═════ BRANO PROPOSTO ═════

Non ci sono più i cristalli di una volta. O meglio: i cristalli ci sono, chi non c‘è più sono gli Swarovski. La storica azienda austriaca dal 1 gennaio 2022 sarà guidata ufficialmente, ed è la prima volta dal 1895, da un manager non appartenente alla famiglia. Una rivoluzione dovuta ai dissidi interni nella dinastia tirolese e alla necessità di tenere dritta la barra di una nave, che negli ultimi tempi ha rischiato di ribaltarsi nella tempesta pandemica. Con l’addio ufficiale un paio di settimane fa di Nadja Swarovski se ne è andata dal board esecutivo l’ultima rampolla della famiglia, dopo che lo scorso settembre era già stata avviata la transizione con l’uscita di Robert Buchbauer che dal 2020 aveva sostituito temporaneamente Markus Langes Swarovski. Ceo ad interim era stato nominato l’italiano Michele Molon, da oltre dieci anni in diversi ruoli nella rinomata società made in Austria. È lui, data l’assenza di comunicazione ufficiale da parte di Swarovski, che sta guidando ancora la transizione.
Swarovski, il sogno di diamanti accessibili a tutti
La storia dei cristalli austriaci ha più di 125 anni e comincia quando l’artigiano del vetro Daniel Swarovski, nato nel 1862, fonda l’omonima azienda, specializzata nel taglio di pietre con una macchina innovativa, creata per soddisfare il sogno del suo ideatore, ossia «diamanti accessibili a tutti». Era la fine del XIX secolo e il patriarca originario della Boemia aveva già brevettato la sua macchina a Praga nel 1892. Tre anni più tardi, insieme con il francese Armand Kosman, già suo cliente, e con il genero Franz Weis, dà vita alla Kosman, Swarovksi & Co., in breve tempo denominata solo Swarovski. Sede della società è eletta Wattens, in Tirolo, dove nel frattempo Daniel si era trasferito. Da allora, la fabbrica dei cristalli rimarrà sempre lì.

La crescita di Swarovski e la nascita di Tyrolit, colosso degli abrasivi
All’inizio del Novecento gli Swarovski e le loro pietre sono un punto di riferimento nella piccola comunità tirolese e contribuiscono allo sviluppo del paesino che comincia a girare intorno a un business in costante crescita. Nel 1919 Daniel fonda un’altra azienda, la Tyrolit, dal nome del minerale trovato per la prima volta in zona nel 1817. Questa si concentra sulla produzione di abrasivi ed ancora oggi è una delle leader mondiali del settore, con una trentina di sedi sparse su cinque continenti. Con l’arrivo dell’austro-fascismo, l’annessione da parte della Germania e lo scoppio della Seconda guerra mondiale, diventa necessario riconvertire il sistema di produzione. L’azienda inizia così a sfornare soprattutto binocoli e ottiche per le armi. La famiglia Swarovski, vicina negli altri Trenta al nazionalisocialismo, mantiene buoni contatti con il Gauleiter, capo della sezione locale del governo, Franz Hofer e, anche se la produzione di cristalli viene bloccata dal 1943, la collaborazione con la dittatura nazifascista, tornata alla ribalta una decina di anni fa attraverso approfondite ricerche storiche, rimane un punto buio della storia di Daniel e dei suoi discendenti, poco attenti alla rielaborazione del passato.

═════ ESTRATTI DEI DATI ═════

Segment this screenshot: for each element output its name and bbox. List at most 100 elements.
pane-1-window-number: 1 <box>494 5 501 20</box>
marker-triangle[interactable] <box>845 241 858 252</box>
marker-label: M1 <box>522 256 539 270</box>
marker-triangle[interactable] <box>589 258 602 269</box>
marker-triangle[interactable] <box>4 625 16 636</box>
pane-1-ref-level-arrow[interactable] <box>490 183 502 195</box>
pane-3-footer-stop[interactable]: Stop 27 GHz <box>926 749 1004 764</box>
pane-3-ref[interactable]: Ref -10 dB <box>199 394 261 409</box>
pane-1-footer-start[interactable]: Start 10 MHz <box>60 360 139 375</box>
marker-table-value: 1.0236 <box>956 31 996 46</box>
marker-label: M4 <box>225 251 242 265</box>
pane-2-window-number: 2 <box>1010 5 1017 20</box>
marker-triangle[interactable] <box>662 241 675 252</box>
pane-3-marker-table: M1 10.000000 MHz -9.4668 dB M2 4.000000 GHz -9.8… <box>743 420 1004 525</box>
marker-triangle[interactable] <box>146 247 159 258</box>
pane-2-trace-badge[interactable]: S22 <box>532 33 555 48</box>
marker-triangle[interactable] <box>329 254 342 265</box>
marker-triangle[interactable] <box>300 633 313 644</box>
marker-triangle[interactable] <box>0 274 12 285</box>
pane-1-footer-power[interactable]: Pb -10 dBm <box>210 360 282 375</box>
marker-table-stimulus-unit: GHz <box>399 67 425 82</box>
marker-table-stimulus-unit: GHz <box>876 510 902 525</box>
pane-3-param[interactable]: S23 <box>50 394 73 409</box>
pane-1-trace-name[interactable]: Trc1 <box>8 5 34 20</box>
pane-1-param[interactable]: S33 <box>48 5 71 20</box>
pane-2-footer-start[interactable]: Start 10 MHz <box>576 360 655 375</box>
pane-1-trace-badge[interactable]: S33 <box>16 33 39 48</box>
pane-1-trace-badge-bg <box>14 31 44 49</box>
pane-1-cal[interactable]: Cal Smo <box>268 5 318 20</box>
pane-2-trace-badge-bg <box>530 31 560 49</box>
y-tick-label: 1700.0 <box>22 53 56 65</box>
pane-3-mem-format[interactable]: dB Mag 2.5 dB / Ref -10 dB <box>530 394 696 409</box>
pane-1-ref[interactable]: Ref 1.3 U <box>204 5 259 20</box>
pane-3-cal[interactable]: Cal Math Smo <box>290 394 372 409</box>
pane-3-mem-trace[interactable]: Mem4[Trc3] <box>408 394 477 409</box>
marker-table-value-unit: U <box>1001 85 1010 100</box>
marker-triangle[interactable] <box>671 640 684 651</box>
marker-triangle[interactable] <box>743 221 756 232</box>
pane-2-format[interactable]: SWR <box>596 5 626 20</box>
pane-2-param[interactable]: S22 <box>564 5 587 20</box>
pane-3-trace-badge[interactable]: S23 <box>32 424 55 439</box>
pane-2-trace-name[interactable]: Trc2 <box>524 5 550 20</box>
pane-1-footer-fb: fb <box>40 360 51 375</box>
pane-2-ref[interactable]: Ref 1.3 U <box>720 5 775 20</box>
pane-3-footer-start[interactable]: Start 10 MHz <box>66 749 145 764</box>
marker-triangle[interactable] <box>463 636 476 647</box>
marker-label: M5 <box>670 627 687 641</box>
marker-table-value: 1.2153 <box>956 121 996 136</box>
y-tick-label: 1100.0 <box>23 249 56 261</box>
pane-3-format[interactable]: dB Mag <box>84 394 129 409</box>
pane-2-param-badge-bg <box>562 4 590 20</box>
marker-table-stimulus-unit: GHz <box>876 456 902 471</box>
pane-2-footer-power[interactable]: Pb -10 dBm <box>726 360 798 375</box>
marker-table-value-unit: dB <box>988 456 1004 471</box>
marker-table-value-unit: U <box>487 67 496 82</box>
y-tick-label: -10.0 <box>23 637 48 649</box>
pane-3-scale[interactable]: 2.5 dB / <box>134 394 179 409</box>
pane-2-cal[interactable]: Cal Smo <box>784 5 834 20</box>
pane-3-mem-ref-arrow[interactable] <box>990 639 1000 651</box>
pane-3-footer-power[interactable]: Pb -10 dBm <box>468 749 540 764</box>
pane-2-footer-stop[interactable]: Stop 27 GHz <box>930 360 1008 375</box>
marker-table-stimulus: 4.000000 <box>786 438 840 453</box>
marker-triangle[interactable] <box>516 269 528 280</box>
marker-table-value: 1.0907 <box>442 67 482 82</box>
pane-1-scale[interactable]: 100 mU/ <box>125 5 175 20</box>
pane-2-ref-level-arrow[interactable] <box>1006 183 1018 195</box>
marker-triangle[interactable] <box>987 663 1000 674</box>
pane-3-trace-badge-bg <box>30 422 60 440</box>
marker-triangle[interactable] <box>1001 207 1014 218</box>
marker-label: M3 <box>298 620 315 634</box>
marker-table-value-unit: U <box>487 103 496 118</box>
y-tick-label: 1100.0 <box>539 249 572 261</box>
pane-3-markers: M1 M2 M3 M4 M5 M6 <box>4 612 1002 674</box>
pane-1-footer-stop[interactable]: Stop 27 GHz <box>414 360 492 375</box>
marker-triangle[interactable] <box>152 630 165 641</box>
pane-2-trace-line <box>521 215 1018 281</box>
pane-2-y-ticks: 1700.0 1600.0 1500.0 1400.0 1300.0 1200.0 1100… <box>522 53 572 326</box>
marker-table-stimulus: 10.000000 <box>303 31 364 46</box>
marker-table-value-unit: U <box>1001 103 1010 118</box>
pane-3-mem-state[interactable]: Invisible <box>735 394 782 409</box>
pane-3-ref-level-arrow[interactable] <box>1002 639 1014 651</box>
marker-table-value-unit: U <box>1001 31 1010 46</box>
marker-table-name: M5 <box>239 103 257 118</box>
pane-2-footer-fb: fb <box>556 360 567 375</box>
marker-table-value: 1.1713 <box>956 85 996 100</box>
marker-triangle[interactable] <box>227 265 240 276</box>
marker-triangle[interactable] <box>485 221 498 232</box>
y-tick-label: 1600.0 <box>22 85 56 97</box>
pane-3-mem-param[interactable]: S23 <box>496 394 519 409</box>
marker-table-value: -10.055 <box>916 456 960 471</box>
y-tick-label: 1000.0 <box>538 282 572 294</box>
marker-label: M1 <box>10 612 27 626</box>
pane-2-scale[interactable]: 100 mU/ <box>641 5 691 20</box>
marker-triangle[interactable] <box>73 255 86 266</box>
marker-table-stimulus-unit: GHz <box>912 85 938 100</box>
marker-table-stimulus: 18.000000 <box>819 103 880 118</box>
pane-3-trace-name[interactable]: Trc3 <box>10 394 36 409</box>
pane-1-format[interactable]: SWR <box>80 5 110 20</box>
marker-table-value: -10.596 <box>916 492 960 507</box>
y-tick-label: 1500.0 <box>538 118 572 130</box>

═════

> **COSA SI CHIEDE**:
A. Trasforma in un elenco il paragrafo del brano su Swarovski che comincia con «La storia dei cristalli austriaci», mantenendone i fatti principali.
B. Rispondi in breve a queste domande sul brano su Swarovski, segnando ogni risposta come la domanda corrispondente.
(i) Da quale data l'azienda sarà guidata ufficialmente da un manager esterno alla famiglia?
(ii) In che anno Daniel fonda la Tyrolit?
(iii) Da quale anno viene bloccata la produzione di cristalli?
C. Riprendi il brano su Swarovski da dove si interrompe e prosegui il racconto.
I dati sono materiale a sé, distinto dal brano su Swarovski.

> **LE TUE RISPOSTE**:
A.
- Daniel Swarovski, artigiano del vetro nato nel 1862 e originario della Boemia, fonda l'azienda più di 125 anni fa.
- L'azienda si specializza nel taglio di pietre con una macchina innovativa, ideata per realizzare il sogno di «diamanti accessibili a tutti».
- La macchina viene brevettata a Praga nel 1892.
- Tre anni dopo Daniel fonda una società con Armand Kosman, già suo cliente, e con il genero Franz Weis. Presto la società prende il nome di Swarovski.
- La sede è a Wattens, in Tirolo, dove Daniel si era trasferito. Da allora la fabbrica è sempre rimasta lì.

B.
(i) Dal 1 gennaio 2022.
(ii) Nel 1919.
(iii) Dal 1943.

C.
La morte di Daniel Swarovski e il successo mondiale del marchio
Il patriarca muore nel 1956 e a metà degli anni Sessanta il nipote Gernot Langes Swarovski sale al vertice dell’impero, dove rimarrà sino al 2002. Con lui i cristalli tirolesi diventano un marchio conosciuto in tutto il mondo. La fama tocca il culmine in occasione del centesimo anniversario della fondazione avvenuto nel 1995, celebrato anche con la costruzione del grande parco d’attrazioni Kristallwelten (I mondi dei cristalli) concepito da Andrè Heller. Se i cristalli hanno continuato a brillare anche negli ultimi decenni, la dinastia si è però progressivamente disunita, tra i litigi personali e i conflitti sulla ristrutturazione e sull’orientamento dell’azienda. Gli eredi di Daniel, da Helmut a Christoph, da Paul a Nandja, non sono riusciti a trovare da un lato gli equilibri giusti. In una situazione difficile, si è calata anche la pandemia. Il fatturato è passato da 2,7 miliardi di euro a 1,9 tra 2019 e 2020, quasi contestualmente la questione del licenziamento 600 lavoratori a Wattens, hanno condotto alla rivoluzione dello scorso settembre e alla decisione di trovare un manager esterno per tenere definitivamente separate le faide familiari dal destino della società.